• _Records provided_
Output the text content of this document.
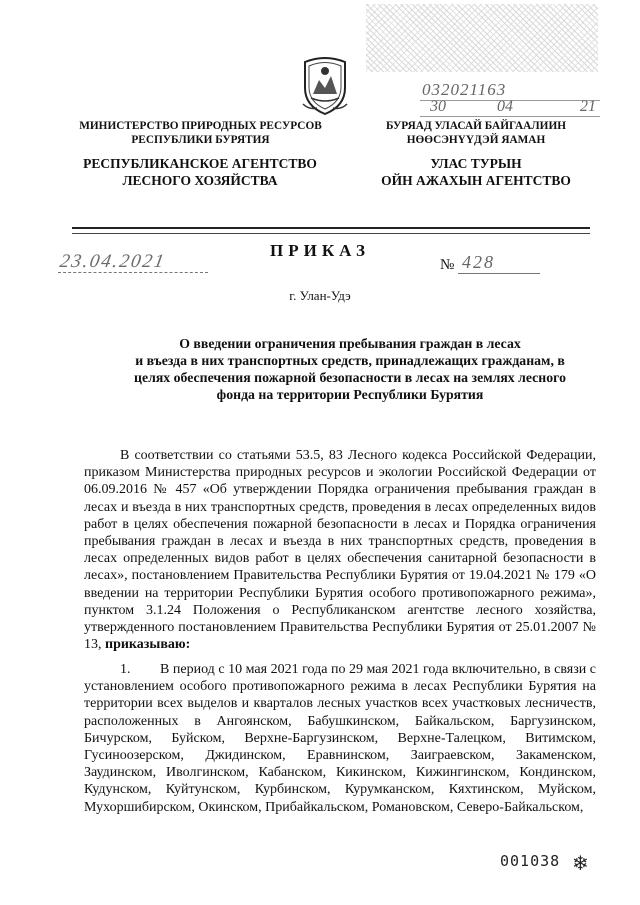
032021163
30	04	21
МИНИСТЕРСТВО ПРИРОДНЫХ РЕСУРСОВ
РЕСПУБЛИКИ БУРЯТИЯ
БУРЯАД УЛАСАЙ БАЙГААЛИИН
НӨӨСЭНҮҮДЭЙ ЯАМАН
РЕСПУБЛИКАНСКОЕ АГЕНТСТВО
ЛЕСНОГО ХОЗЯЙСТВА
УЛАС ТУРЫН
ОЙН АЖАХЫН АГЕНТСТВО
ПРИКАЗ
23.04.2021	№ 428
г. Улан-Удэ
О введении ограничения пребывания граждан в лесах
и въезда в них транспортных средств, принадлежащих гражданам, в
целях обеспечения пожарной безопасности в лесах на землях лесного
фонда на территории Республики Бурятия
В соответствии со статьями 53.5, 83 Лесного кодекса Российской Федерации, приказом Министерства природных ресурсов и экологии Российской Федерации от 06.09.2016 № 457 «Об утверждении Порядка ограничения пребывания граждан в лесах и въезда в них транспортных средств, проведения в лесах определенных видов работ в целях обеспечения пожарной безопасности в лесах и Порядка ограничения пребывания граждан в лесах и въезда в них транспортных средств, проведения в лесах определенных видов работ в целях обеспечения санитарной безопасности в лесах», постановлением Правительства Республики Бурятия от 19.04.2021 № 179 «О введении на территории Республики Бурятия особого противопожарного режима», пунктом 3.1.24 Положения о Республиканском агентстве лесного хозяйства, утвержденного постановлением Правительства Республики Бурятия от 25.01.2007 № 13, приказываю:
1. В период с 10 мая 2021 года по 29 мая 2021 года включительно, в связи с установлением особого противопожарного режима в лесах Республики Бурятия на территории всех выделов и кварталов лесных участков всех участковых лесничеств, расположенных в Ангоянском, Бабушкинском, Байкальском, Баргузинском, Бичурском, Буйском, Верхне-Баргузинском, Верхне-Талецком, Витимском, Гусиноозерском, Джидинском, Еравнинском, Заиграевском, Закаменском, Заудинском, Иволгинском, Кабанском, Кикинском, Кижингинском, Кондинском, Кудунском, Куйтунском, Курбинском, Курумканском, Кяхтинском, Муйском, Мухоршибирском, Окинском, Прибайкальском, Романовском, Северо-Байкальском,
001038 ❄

* * *

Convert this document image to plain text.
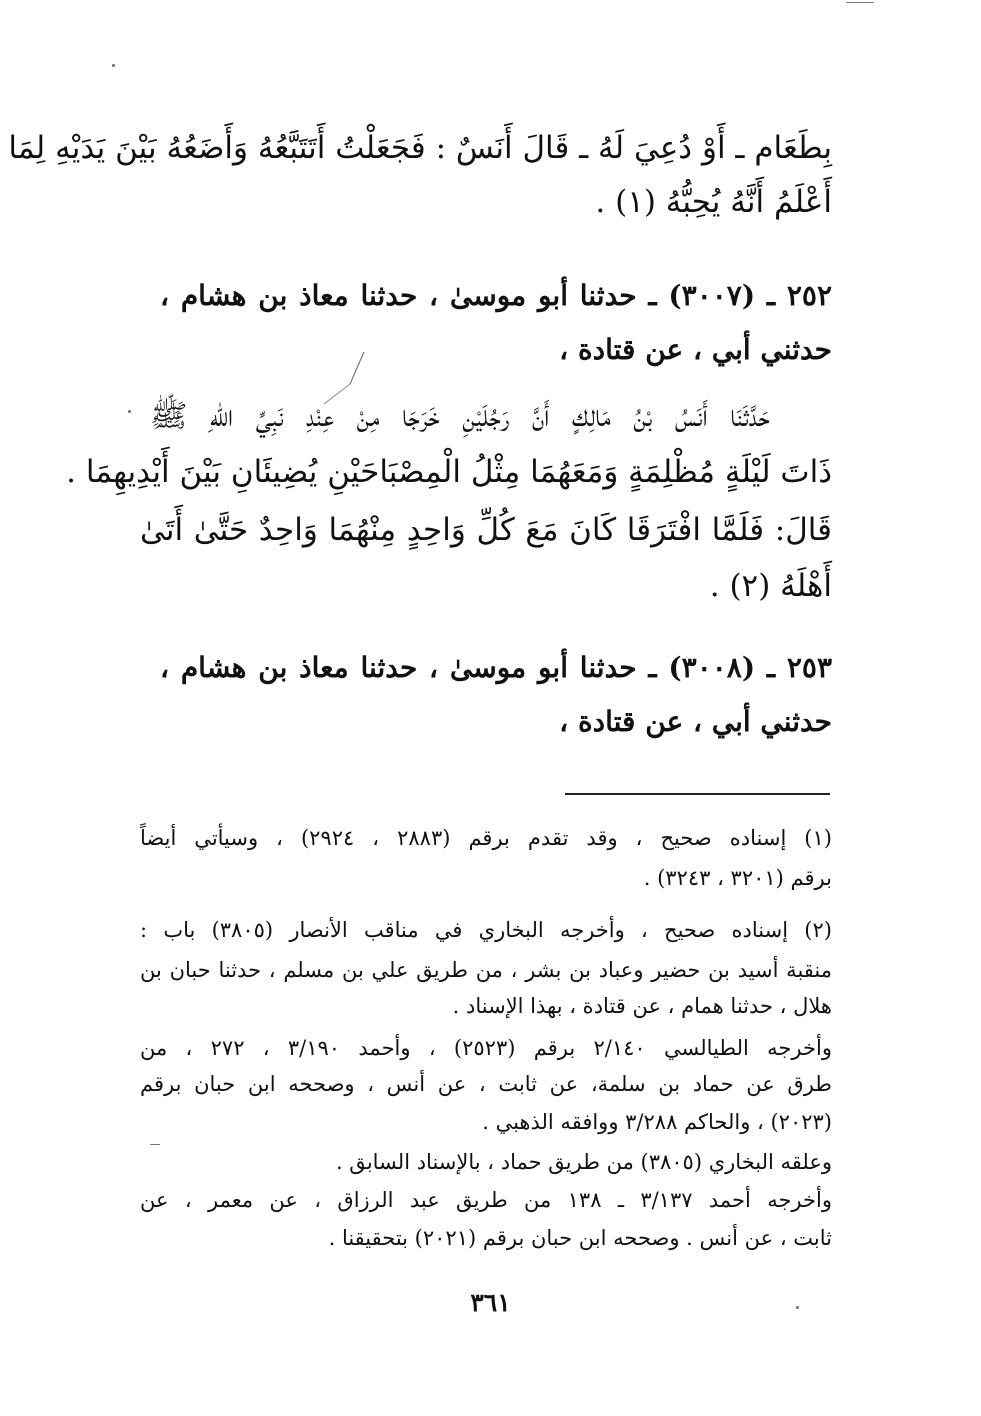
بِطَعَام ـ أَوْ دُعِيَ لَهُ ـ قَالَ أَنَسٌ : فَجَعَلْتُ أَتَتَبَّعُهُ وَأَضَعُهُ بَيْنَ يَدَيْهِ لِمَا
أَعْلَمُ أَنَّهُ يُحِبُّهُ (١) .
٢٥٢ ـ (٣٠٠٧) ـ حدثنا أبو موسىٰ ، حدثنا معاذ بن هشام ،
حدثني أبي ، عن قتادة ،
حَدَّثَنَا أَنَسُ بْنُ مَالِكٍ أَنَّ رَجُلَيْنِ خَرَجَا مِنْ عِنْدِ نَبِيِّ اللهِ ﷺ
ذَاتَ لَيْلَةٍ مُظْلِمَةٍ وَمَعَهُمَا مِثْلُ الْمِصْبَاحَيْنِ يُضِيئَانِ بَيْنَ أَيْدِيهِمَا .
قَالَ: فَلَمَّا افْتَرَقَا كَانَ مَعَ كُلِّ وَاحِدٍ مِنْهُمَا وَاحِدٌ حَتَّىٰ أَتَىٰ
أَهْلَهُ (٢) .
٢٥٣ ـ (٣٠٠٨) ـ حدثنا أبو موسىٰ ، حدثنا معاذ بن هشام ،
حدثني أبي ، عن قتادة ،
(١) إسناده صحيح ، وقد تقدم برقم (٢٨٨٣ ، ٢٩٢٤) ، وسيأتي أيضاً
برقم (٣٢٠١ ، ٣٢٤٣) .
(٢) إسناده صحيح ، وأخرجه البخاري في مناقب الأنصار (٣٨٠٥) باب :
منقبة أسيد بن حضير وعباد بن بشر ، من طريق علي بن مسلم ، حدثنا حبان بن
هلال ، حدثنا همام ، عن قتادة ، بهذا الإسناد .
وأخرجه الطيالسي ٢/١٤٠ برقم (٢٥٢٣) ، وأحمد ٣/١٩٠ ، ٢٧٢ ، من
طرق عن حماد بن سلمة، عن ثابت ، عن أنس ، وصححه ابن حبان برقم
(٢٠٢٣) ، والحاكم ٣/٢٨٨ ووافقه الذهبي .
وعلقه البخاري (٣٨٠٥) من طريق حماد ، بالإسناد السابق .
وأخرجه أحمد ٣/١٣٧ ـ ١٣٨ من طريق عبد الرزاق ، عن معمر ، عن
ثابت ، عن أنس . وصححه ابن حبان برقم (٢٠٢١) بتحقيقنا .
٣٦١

...

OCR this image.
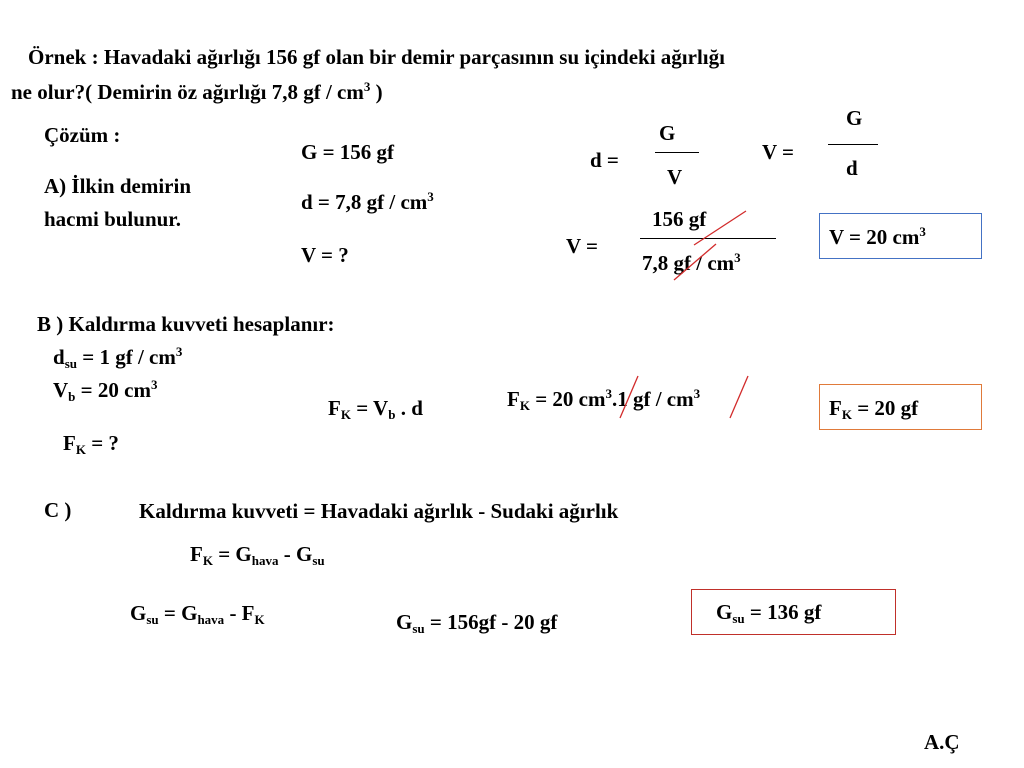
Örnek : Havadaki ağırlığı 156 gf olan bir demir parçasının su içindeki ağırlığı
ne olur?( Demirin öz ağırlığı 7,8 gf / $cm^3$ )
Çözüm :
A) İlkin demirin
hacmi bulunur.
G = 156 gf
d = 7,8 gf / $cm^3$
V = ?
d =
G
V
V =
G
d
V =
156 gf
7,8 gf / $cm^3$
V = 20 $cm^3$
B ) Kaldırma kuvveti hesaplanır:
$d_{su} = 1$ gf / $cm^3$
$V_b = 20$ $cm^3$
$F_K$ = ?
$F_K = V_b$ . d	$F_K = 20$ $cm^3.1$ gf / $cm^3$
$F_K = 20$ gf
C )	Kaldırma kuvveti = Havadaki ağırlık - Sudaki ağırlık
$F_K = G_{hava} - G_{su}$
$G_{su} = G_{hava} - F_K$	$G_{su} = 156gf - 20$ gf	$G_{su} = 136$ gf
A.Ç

• _What is being asked_
Check each line above for the word "حماد" and copy the ones that have it.

• _Full answer_
طرق عن حماد بن سلمة، عن ثابت ، عن أنس ، وصححه ابن حبان برقم
وعلقه البخاري (٣٨٠٥) من طريق حماد ، بالإسناد السابق .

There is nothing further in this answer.